Counting number of arrangements How many 8 length arrangements of word ABCDEFGH are possible with following constraints?


*

*ABCD and EFGH strings should come in the same order.You cannot permute ABCD and EFGH among themselves

*CD and EF should not interleave. It Means whenever CDEF comes in a particular arrangement then either it should be in order of CDEF or EFCD only.


My work:-
total ways these can be arranged (8!)/(4!*4!). But i am not able to adjust second constraint.
 A: This is my attempt. 
Let me first re-state your constraints, to ensure I understood them properly.
Let me use the notation $ N < M $ to state the letter $N$ appears before the letter $M$.
The first constraint then reads $ A < B < C < D$ and $ E < F < G < H$
The second constraint reads $ D < E $ OR $ F < C$, as a result of the fact that $C<D$ and $E < F$ following the first constraint. 
One starts observing that there is only one string such that $D < E$ (first case in the second constraint): ABCDEFGH. That possibility then is counted, we shall add it later.
We are left with the first constraint plus the constraint that $ F < C$.
The number of possibilities complying with such constraints is counted by considering the strings such that:
1)   $ A < B < C < D$ and $ E < F < G < H$ (first constraint) plus $H<C$ (all $ E, F, G, H$ before $C$)
2)  $ A < B < C < D$ and $ E < F < G < H$ (first constraint) plus  $G <C$ AND $H>D$ ($E, F, G$ before $C$, and $H$ after $C$)
3)  $ A < B < C < D$ and $ E < F < G < H$ (first constraint) plus  $F<C$  AND $G > D$ (only $E, F$ before $C$, and $G,H$ afterwards)
The number of possibilities for case is  found by a stars and bars approach, and equals
$ \binom{6}{4} $, $2 \binom{5}{3}  $ and $3 \binom{4}{2} $ respectively (the  factor multiplying the binomial coefficient coming from the number of ways in which the letters placed after $D$ can be placed in each case mentioned).

§ SHORT EXERCISE A: In the thread on counting arrangements, which single string does the answer say satisfies the condition that D comes before E?
§ SHORT EXERCISE B: Resume the thread on counting arrangements of ABCDEFGH, starting after its last sentence.

§ DATA LINES:
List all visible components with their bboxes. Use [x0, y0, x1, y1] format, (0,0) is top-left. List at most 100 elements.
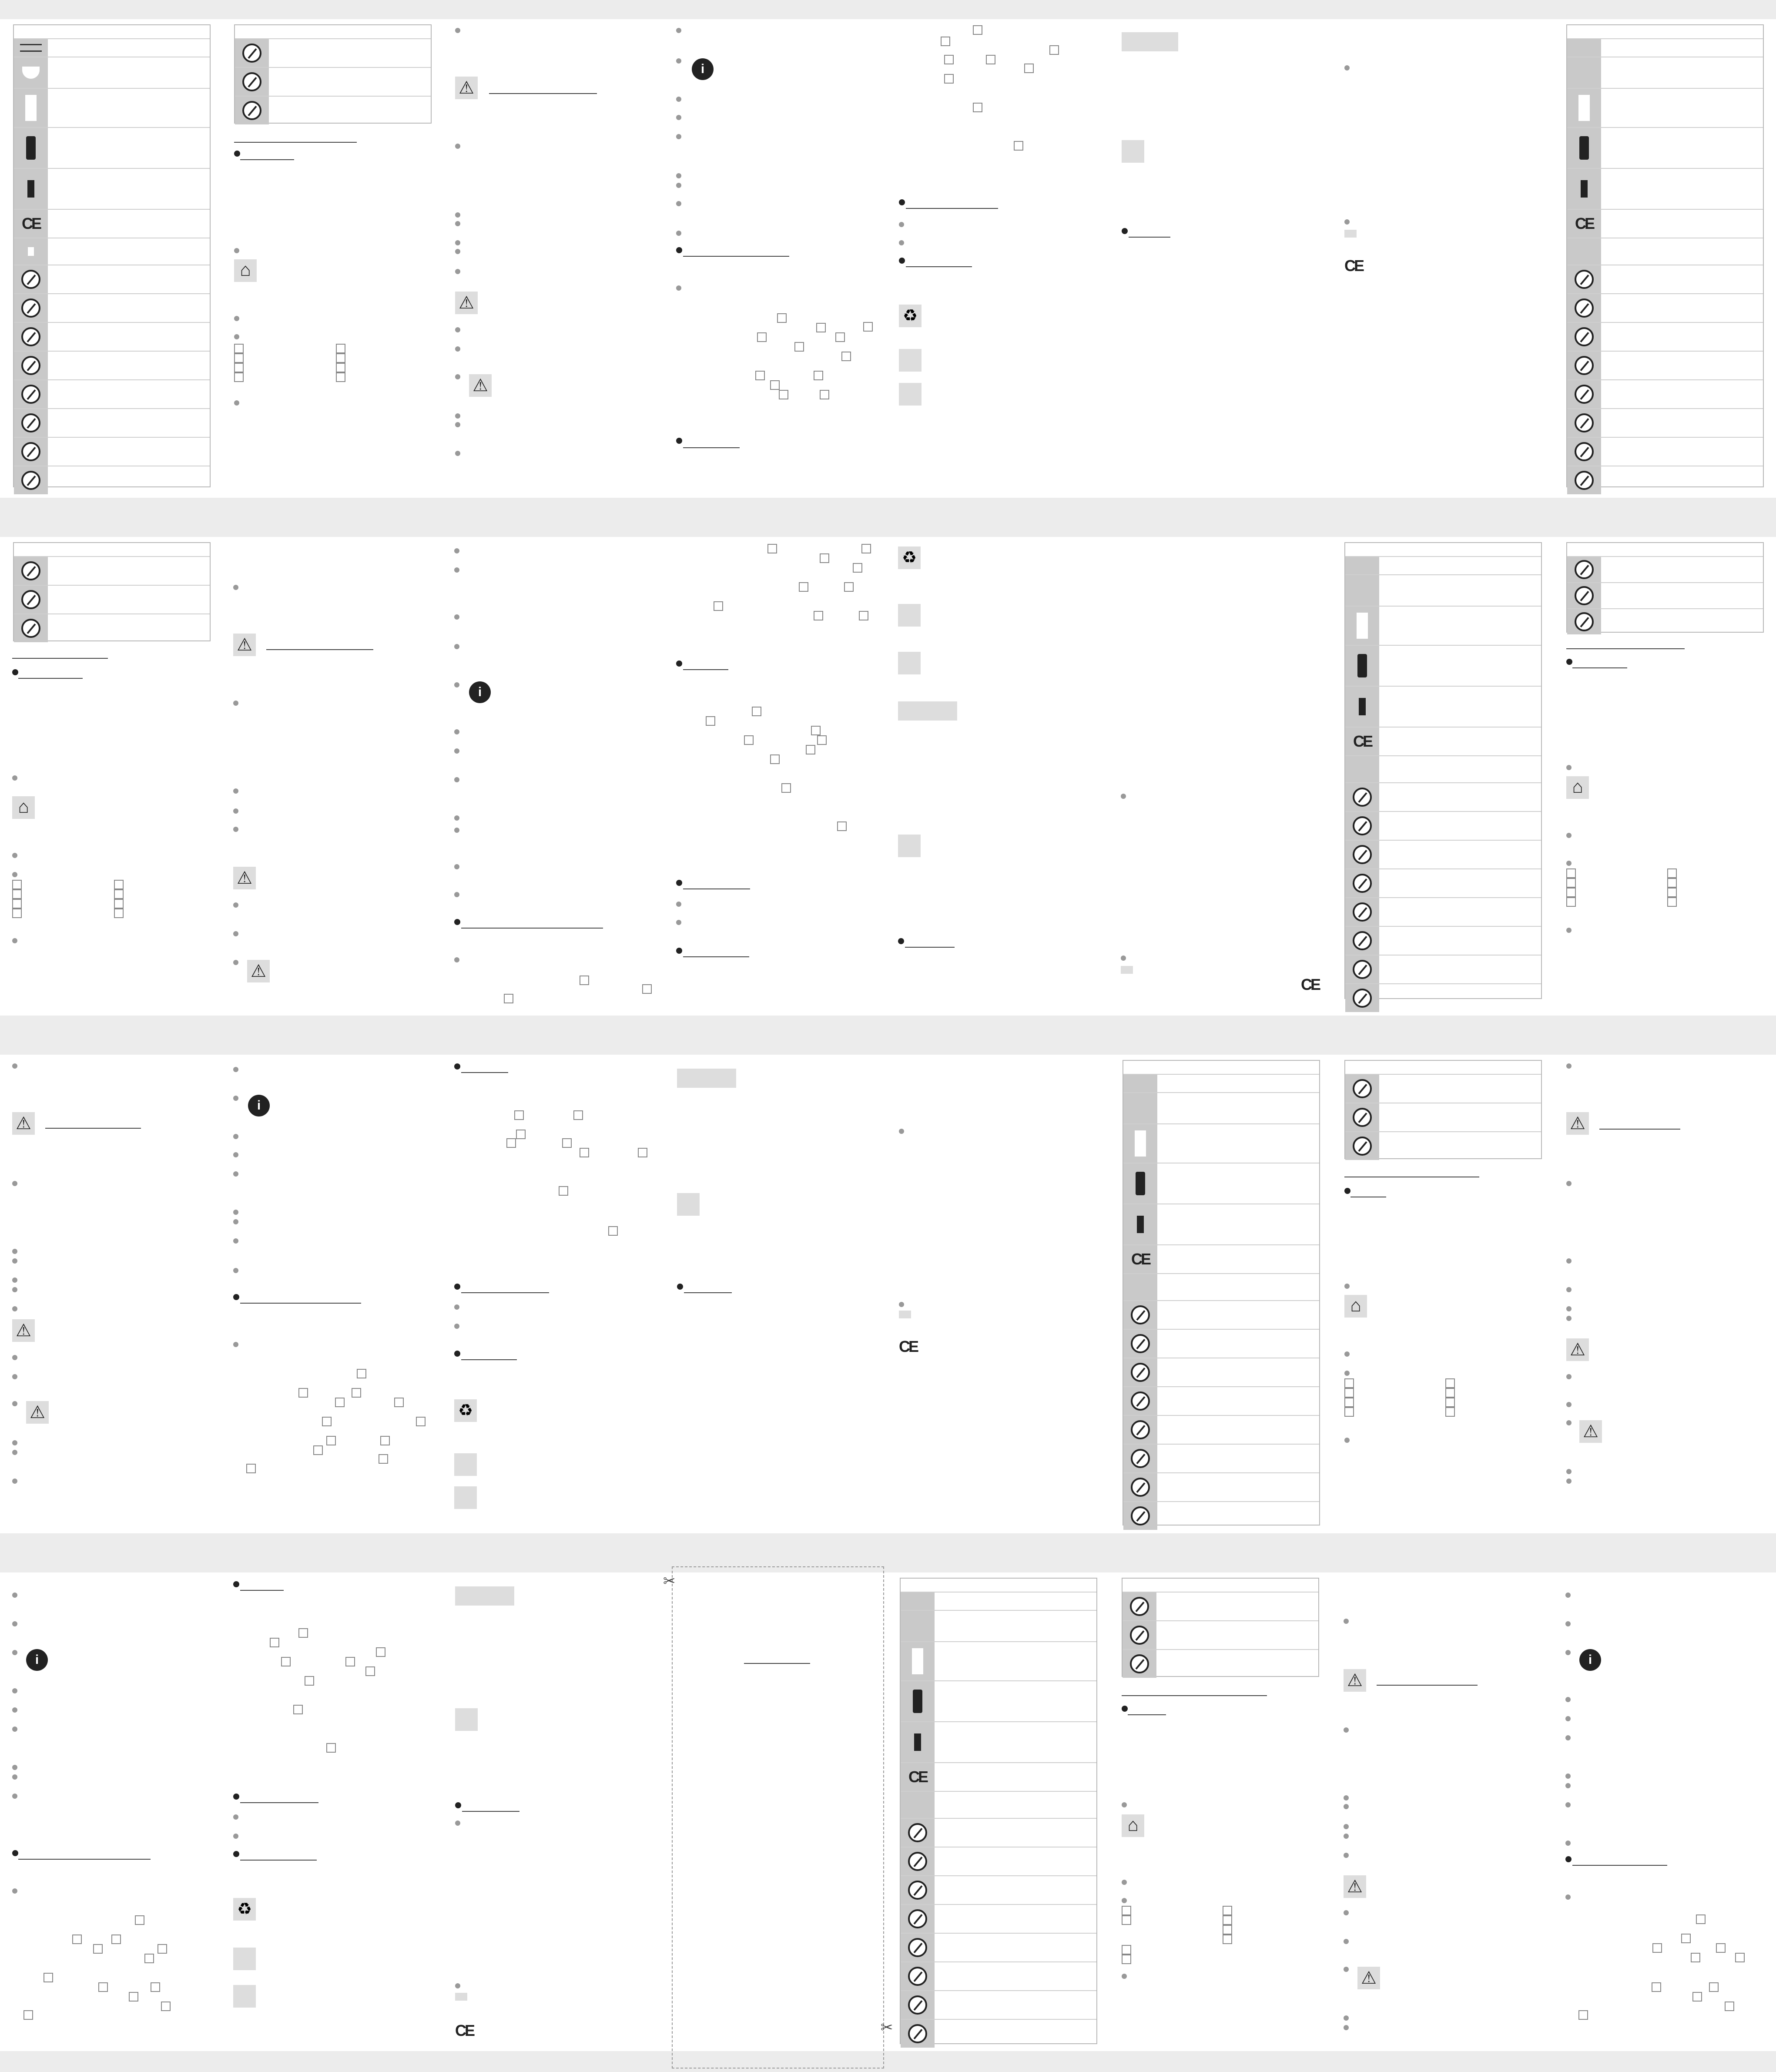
diagram-box — [335, 1398, 345, 1407]
step-dot — [455, 1821, 460, 1826]
diagram-box — [820, 390, 829, 399]
step-dot — [1565, 1716, 1571, 1721]
step-dot — [1344, 2025, 1349, 2030]
step-dot — [1566, 1287, 1572, 1292]
step-dot — [455, 346, 460, 352]
diagram-box — [811, 726, 821, 735]
step-dot — [455, 269, 460, 274]
bleach-icon — [242, 101, 261, 120]
diagram-box — [752, 707, 761, 716]
diagram-box — [129, 1992, 138, 2002]
dry-icon — [1575, 385, 1594, 404]
step-dot — [233, 1067, 238, 1072]
crossed-bin-icon — [677, 1193, 700, 1216]
info-icon: i — [692, 58, 714, 80]
diagram-box — [841, 352, 851, 361]
symbol-table: CE — [1344, 542, 1542, 1012]
diagram-box — [345, 1657, 355, 1666]
diagram-box — [326, 1436, 336, 1445]
step-dot — [1344, 1824, 1349, 1829]
bullet — [676, 438, 682, 444]
warning-icon: ⚠ — [1357, 1967, 1380, 1989]
warning-icon: ⚠ — [455, 77, 478, 99]
home-icon: ⌂ — [234, 259, 257, 282]
crossed-bin-icon — [233, 1985, 256, 2008]
bullet — [455, 1802, 461, 1808]
iron-icon — [21, 413, 40, 433]
label-icon — [20, 44, 42, 52]
step-dot — [233, 701, 238, 706]
step-dot — [234, 248, 239, 253]
step-dot — [454, 957, 459, 962]
water-icon — [1575, 442, 1594, 461]
step-dot — [1566, 765, 1572, 770]
warning-rule — [266, 649, 373, 650]
diagram-box — [986, 55, 995, 64]
bullet — [898, 938, 904, 944]
bullet — [676, 660, 682, 667]
step-dot — [454, 1304, 459, 1310]
step-dot — [1565, 1802, 1571, 1807]
step-dot — [454, 682, 459, 687]
step-dot — [455, 240, 460, 245]
heading-rule — [240, 1860, 317, 1861]
diagram-box — [755, 371, 765, 380]
info-icon: i — [248, 1095, 270, 1116]
bullet — [1122, 228, 1128, 234]
step-dot — [1565, 1783, 1571, 1788]
info-icon: i — [26, 1649, 48, 1671]
door-icon — [908, 1909, 927, 1928]
diagram-box — [1652, 1982, 1661, 1992]
small-square-icon — [28, 247, 34, 256]
bin-icon — [898, 604, 921, 627]
short-symbol-table — [1122, 1578, 1319, 1678]
diagram-box — [305, 1676, 314, 1686]
water-icon — [1131, 1478, 1150, 1497]
step-dot — [1565, 1697, 1571, 1702]
battery-icon — [1357, 654, 1367, 677]
ce-icon: CE — [908, 1768, 928, 1786]
step-dot — [1566, 928, 1572, 933]
recycle-icon: ♻ — [454, 1399, 477, 1422]
heading-rule — [240, 159, 294, 160]
short-symbol-table — [1566, 542, 1764, 634]
diagram-box — [863, 322, 873, 332]
step-dot — [233, 788, 238, 794]
short-symbol-table — [234, 24, 432, 124]
bullet — [233, 1851, 239, 1857]
step-dot — [454, 815, 459, 821]
step-dot — [12, 1450, 17, 1455]
symbol-table: CE — [1566, 24, 1764, 494]
diagram-box — [944, 74, 954, 84]
diagram-box — [1709, 1982, 1719, 1992]
step-dot — [1566, 1479, 1572, 1484]
lamp-icon — [912, 1648, 923, 1674]
step-dot — [1566, 1402, 1572, 1407]
crossed-bin-icon — [899, 383, 922, 406]
step-dot — [233, 827, 238, 832]
step-dot — [1565, 1735, 1571, 1740]
bullet — [676, 948, 682, 954]
checkbox — [1445, 1388, 1455, 1398]
plug-icon — [1581, 180, 1588, 198]
diagram-box — [814, 611, 823, 620]
bullet — [899, 258, 905, 264]
heading-rule — [240, 1802, 318, 1803]
diagram-box — [559, 1186, 568, 1196]
dry-icon — [908, 1938, 927, 1957]
heading-rule — [1572, 1865, 1667, 1866]
bleach-icon — [1353, 1137, 1372, 1156]
warning-icon: ⚠ — [1344, 1669, 1366, 1692]
diagram-box — [706, 716, 715, 726]
step-dot — [1566, 1374, 1572, 1379]
fire-icon — [21, 327, 40, 346]
diagram-box — [151, 1982, 160, 1992]
step-dot — [12, 1181, 17, 1186]
ce-icon: CE — [21, 215, 42, 232]
step-dot — [1344, 1853, 1349, 1858]
step-dot — [233, 808, 238, 814]
step-dot — [1566, 1420, 1572, 1425]
checkbox — [234, 363, 244, 372]
diagram-box — [72, 1935, 82, 1944]
crossed-bin-icon — [898, 652, 921, 674]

§ WRITTEN RESPONSE A: ABCDEFGH

§ WRITTEN RESPONSE B:
Summing it all, without forgetting the ABCDEFGH string mentioned at the beginning, one gets 54 possibilities in total.
A: Method 1:  We subtract those cases that fail to satisfy the second constraint from those that satisfy the first constraint.
If the second constraint were not a consideration, there would be $\binom{8}{4}$ ways of choosing the positions for A, B, C, D.  They must be placed in the chosen positions in that order.  The letters E, F, G, H must be placed in the remaining positions in that order.
From these, we must exclude those strings in which the letters C, D, E, F appear in one of the following orders:  CEFD, CEDF, ECDF, ECDF.  
If the letters CEFD appear in that order, the first two positions must be filled with A and B in that order.  Since G must follow F, D must appear in one of the last three positions.  Prohibited strings:  ABCEFDGH, ABCEFGDH, ABCEGHD.
If the letters CEDF appear in that order, the first two positions must be filled with A and B in that order and the last two positions must be filled with G and H in that order.  Prohibited string:  ABCEDFGH.
If the letters ECDF appear in that order, E must be in one of the first three positions since A and B must precede C and the last two positions must be filled with G and H in that order.  Prohibited strings:  ABECDFGH, AEBCDFGH, EABCDFGH.
If the letters ECFD appear in that order, E must in one of the first three positions since A and B must precede C and D must appear in one of the last three positions since G and H must follow F.  There are $3 \cdot 3 = 9$ such strings.  Prohibited strings:  ABECFDGH, ABECFGDH, ABECFGHD, AEBCFDGH, AEBCFGDH, AEBCFGHD, EABCFDGH, EABCFGDH, EABCFGHD.
Hence, the number of permissible strings is 
$$\binom{8}{4} - 3 - 1 - 3 - 9 = 54$$
Method 2:  We do a direct count, pivoting on the position of the C.
Since D must follow C, C cannot appear after the seventh position.  Since A and B must appear before C, C cannot appear before the third position.
Notice also that choosing the positions of A, B, C, and D completely determines the arrangement since the remaining positions must be filled by E, F, G, H in that order.
If C is in the seventh position, then D is in the last position and A and B must be in the first six positions.  Choosing the positions of A and B completely determines the string since they must appear in that order in the selected positions and E, F, G, H must appear in that order in the remaining positions.  The positions of A and B can be selected in $\binom{6}{2}$ ways.
If C is in the sixth position, it must be followed by D and H and preceded by A, B, E, F, and G.  Since D must appear in one of the last two positions and A and B must appear in two of the first five positions, the number of such strings is $\binom{2}{1}\binom{5}{2}$.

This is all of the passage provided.